— MATERIAL TO PROCESS —
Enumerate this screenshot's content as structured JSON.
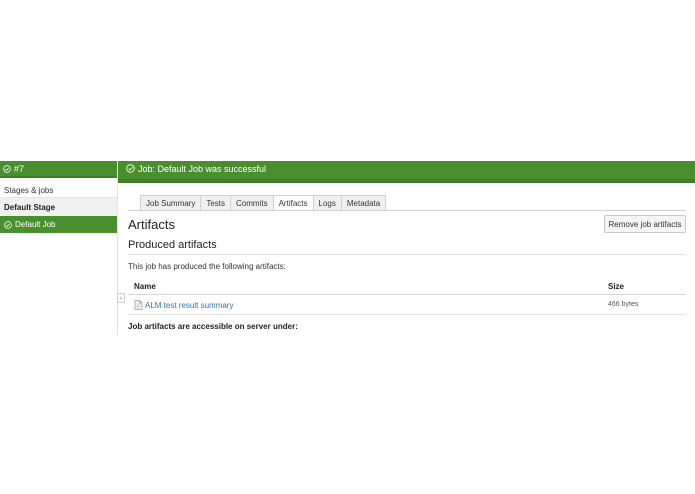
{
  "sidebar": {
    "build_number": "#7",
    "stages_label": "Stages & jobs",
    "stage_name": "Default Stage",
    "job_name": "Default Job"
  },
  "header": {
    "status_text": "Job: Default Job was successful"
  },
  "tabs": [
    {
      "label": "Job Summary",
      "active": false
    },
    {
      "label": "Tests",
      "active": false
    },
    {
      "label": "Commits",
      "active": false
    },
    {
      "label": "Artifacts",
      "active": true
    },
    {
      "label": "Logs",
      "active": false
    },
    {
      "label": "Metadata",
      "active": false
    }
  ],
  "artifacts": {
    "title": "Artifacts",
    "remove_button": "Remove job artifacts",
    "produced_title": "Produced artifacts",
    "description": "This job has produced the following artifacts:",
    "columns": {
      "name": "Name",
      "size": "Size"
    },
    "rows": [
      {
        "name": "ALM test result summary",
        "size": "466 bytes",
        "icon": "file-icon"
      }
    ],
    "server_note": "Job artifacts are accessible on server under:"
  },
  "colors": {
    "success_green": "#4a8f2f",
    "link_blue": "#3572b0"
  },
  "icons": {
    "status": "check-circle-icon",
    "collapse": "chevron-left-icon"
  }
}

— TASK PROMPT —
Transcribe every entry word for word, but skip the pictures.

— FULL ANSWER —
Enumerate this screenshot's content as structured JSON.
{
  "sidebar": {
    "build_number": "#7",
    "stages_label": "Stages & jobs",
    "stage_name": "Default Stage",
    "job_name": "Default Job"
  },
  "header": {
    "status_text": "Job: Default Job was successful"
  },
  "tabs": [
    {
      "label": "Job Summary",
      "active": false
    },
    {
      "label": "Tests",
      "active": false
    },
    {
      "label": "Commits",
      "active": false
    },
    {
      "label": "Artifacts",
      "active": true
    },
    {
      "label": "Logs",
      "active": false
    },
    {
      "label": "Metadata",
      "active": false
    }
  ],
  "artifacts": {
    "title": "Artifacts",
    "remove_button": "Remove job artifacts",
    "produced_title": "Produced artifacts",
    "description": "This job has produced the following artifacts:",
    "columns": {
      "name": "Name",
      "size": "Size"
    },
    "rows": [
      {
        "name": "ALM test result summary",
        "size": "466 bytes",
        "icon": "file-icon"
      }
    ],
    "server_note": "Job artifacts are accessible on server under:"
  },
  "colors": {
    "success_green": "#4a8f2f",
    "link_blue": "#3572b0"
  },
  "icons": {
    "status": "check-circle-icon",
    "collapse": "chevron-left-icon"
  }
}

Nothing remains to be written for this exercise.